WHAT YOU ARE ASKED TO DO: Copy every entry word for word, but skip the pictures.

RECORDS SHOWN:
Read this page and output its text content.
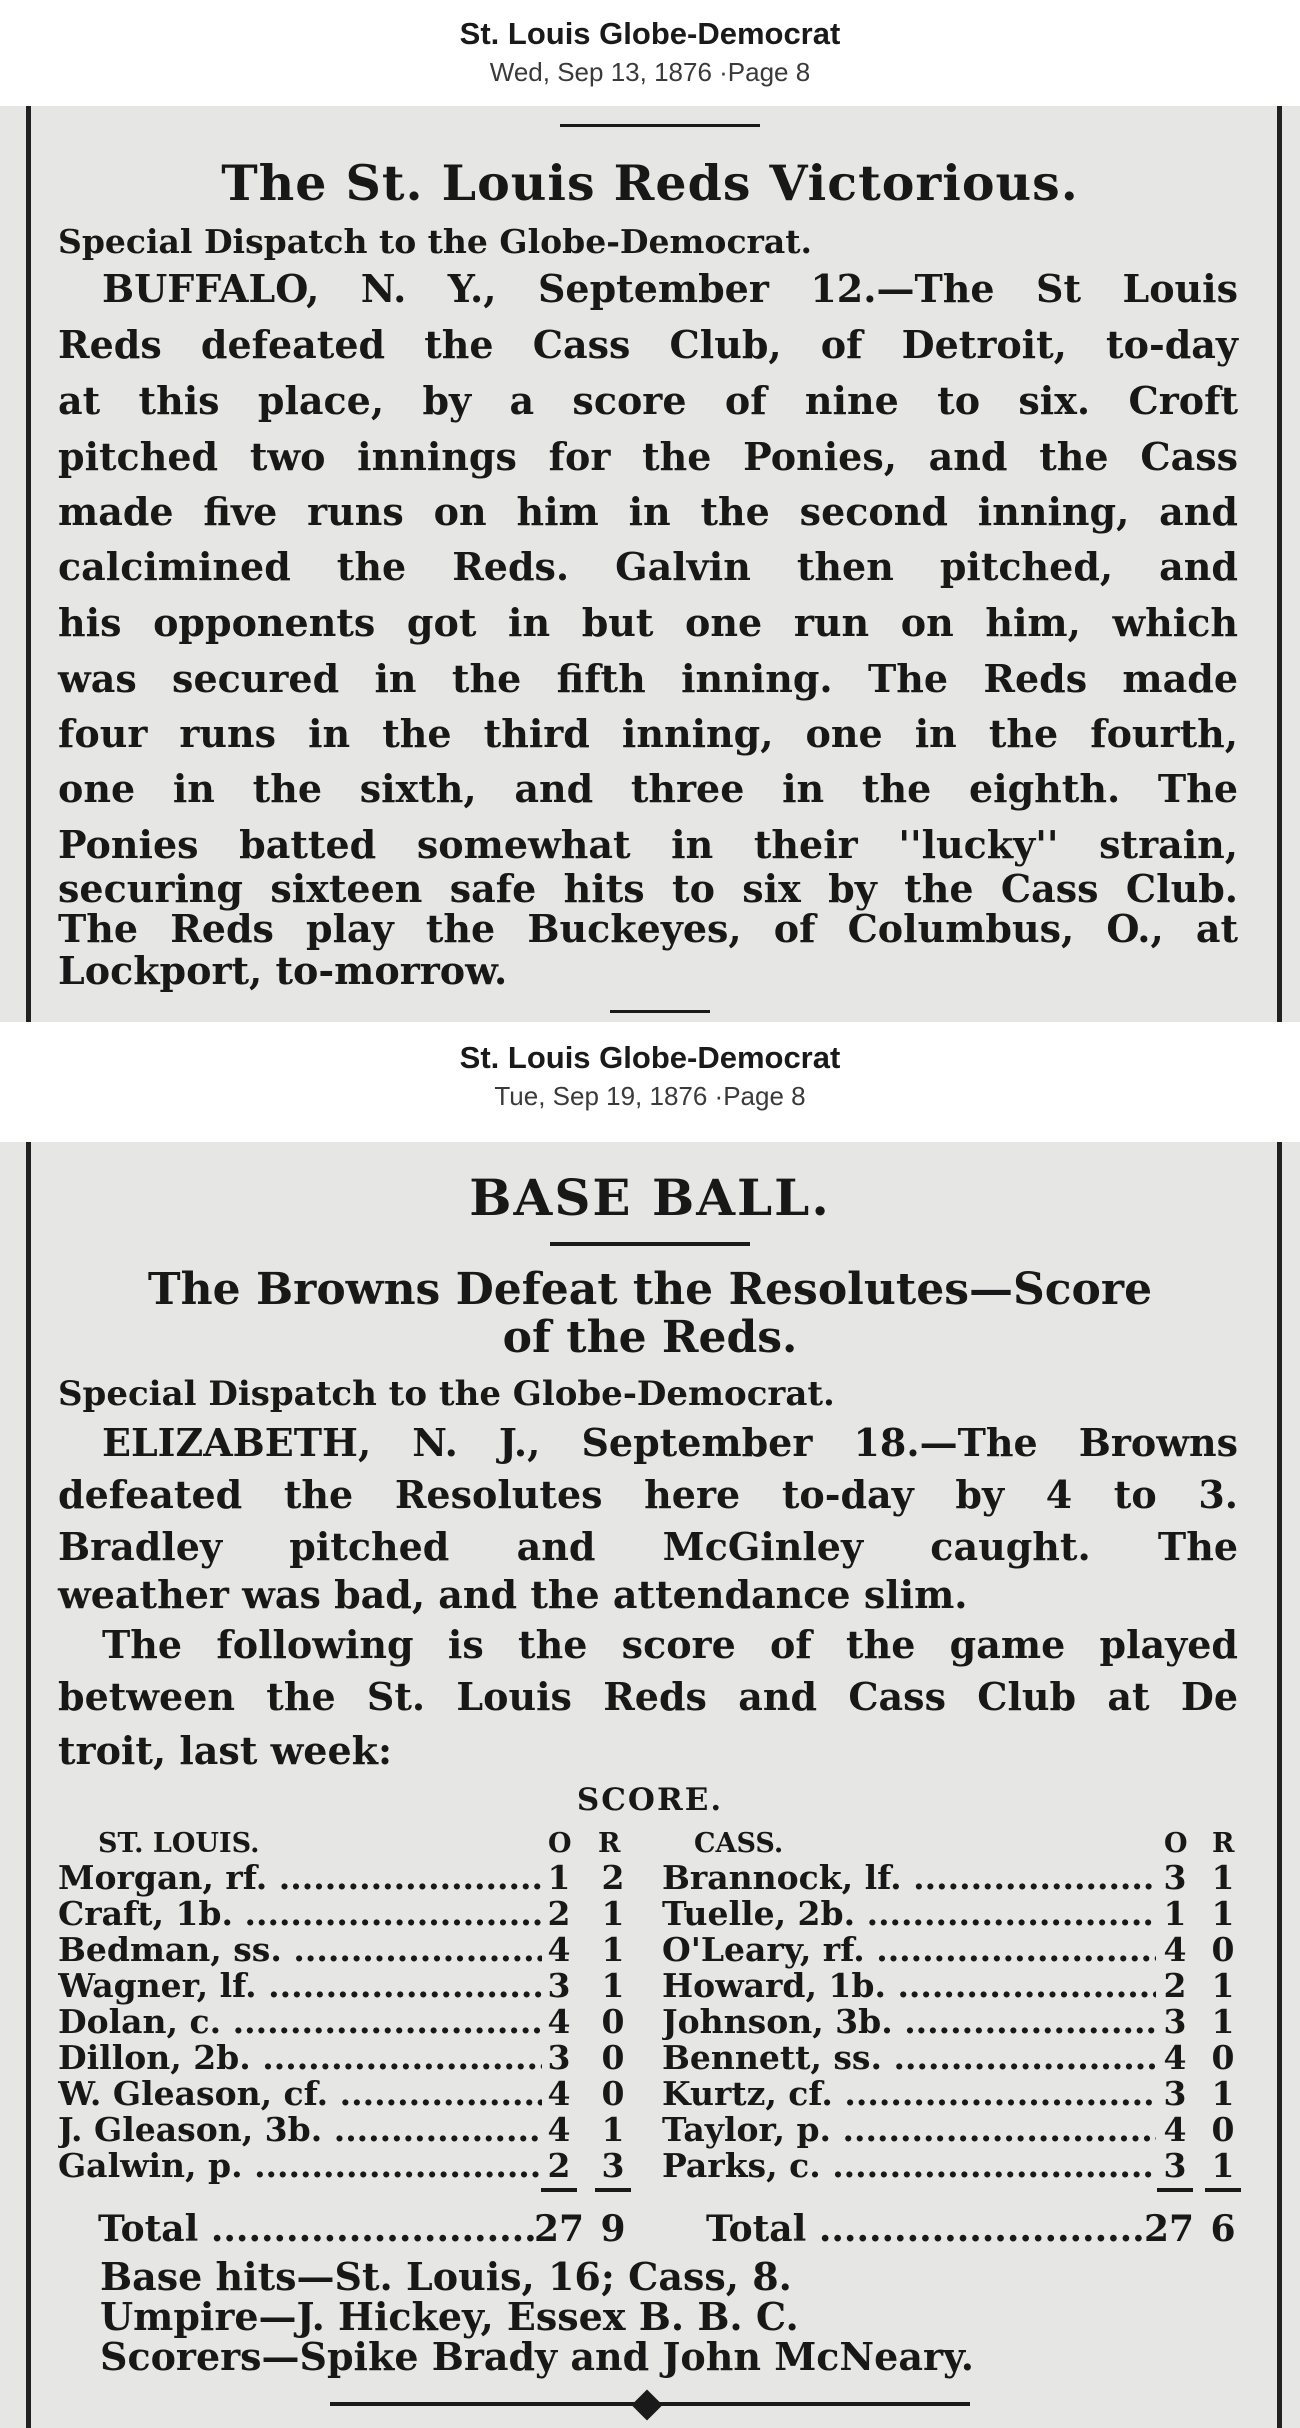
St. Louis Globe-Democrat
Wed, Sep 13, 1876 ·Page 8
The St. Louis Reds Victorious.
Special Dispatch to the Globe-Democrat.
BUFFALO, N. Y., September 12.—The St Louis
Reds defeated the Cass Club, of Detroit, to-day
at this place, by a score of nine to six. Croft
pitched two innings for the Ponies, and the Cass
made five runs on him in the second inning, and
calcimined the Reds. Galvin then pitched, and
his opponents got in but one run on him, which
was secured in the fifth inning. The Reds made
four runs in the third inning, one in the fourth,
one in the sixth, and three in the eighth. The
Ponies batted somewhat in their ''lucky'' strain,
securing sixteen safe hits to six by the Cass Club.
The Reds play the Buckeyes, of Columbus, O., at
Lockport, to-morrow.
St. Louis Globe-Democrat
Tue, Sep 19, 1876 ·Page 8
BASE BALL.
The Browns Defeat the Resolutes—Score
of the Reds.
Special Dispatch to the Globe-Democrat.
ELIZABETH, N. J., September 18.—The Browns
defeated the Resolutes here to-day by 4 to 3.
Bradley pitched and McGinley caught. The
weather was bad, and the attendance slim.
The following is the score of the game played
between the St. Louis Reds and Cass Club at De
troit, last week:
SCORE.
ST. LOUIS.	O R
Morgan, rf. .....	1 2
Craft, 1b. .....	2 1
Bedman, ss. .....	4 1
Wagner, lf. .....	3 1
Dolan, c. .....	4 0
Dillon, 2b. .....	3 0
W. Gleason, cf. .....	4 0
J. Gleason, 3b. .....	4 1
Galwin, p. .....	2 3
CASS.	O R
Brannock, lf. .....	3 1
Tuelle, 2b. .....	1 1
O'Leary, rf. .....	4 0
Howard, 1b. .....	2 1
Johnson, 3b. .....	3 1
Bennett, ss. .....	4 0
Kurtz, cf. .....	3 1
Taylor, p. .....	4 0
Parks, c. .....	3 1
Total .....	27 9 Total .....	27 6
Base hits—St. Louis, 16; Cass, 8.
Umpire—J. Hickey, Essex B. B. C.
Scorers—Spike Brady and John McNeary.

OUTPUT FOR THIS TASK:
Read this page and output its text content.
St. Louis Globe-Democrat
Wed, Sep 13, 1876 ·Page 8
The St. Louis Reds Victorious.
Special Dispatch to the Globe-Democrat.
BUFFALO, N. Y., September 12.—The St Louis
Reds defeated the Cass Club, of Detroit, to-day
at this place, by a score of nine to six. Croft
pitched two innings for the Ponies, and the Cass
made five runs on him in the second inning, and
calcimined the Reds. Galvin then pitched, and
his opponents got in but one run on him, which
was secured in the fifth inning. The Reds made
four runs in the third inning, one in the fourth,
one in the sixth, and three in the eighth. The
Ponies batted somewhat in their ''lucky'' strain,
securing sixteen safe hits to six by the Cass Club.
The Reds play the Buckeyes, of Columbus, O., at
Lockport, to-morrow.
St. Louis Globe-Democrat
Tue, Sep 19, 1876 ·Page 8
BASE BALL.
The Browns Defeat the Resolutes—Score
of the Reds.
Special Dispatch to the Globe-Democrat.
ELIZABETH, N. J., September 18.—The Browns
defeated the Resolutes here to-day by 4 to 3.
Bradley pitched and McGinley caught. The
weather was bad, and the attendance slim.
The following is the score of the game played
between the St. Louis Reds and Cass Club at De
troit, last week:
SCORE.
ST. LOUIS.	O R
Morgan, rf. .....	1 2
Craft, 1b. .....	2 1
Bedman, ss. .....	4 1
Wagner, lf. .....	3 1
Dolan, c. .....	4 0
Dillon, 2b. .....	3 0
W. Gleason, cf. .....	4 0
J. Gleason, 3b. .....	4 1
Galwin, p. .....	2 3
CASS.	O R
Brannock, lf. .....	3 1
Tuelle, 2b. .....	1 1
O'Leary, rf. .....	4 0
Howard, 1b. .....	2 1
Johnson, 3b. .....	3 1
Bennett, ss. .....	4 0
Kurtz, cf. .....	3 1
Taylor, p. .....	4 0
Parks, c. .....	3 1
Total .....	27 9 Total .....	27 6
Base hits—St. Louis, 16; Cass, 8.
Umpire—J. Hickey, Essex B. B. C.
Scorers—Spike Brady and John McNeary.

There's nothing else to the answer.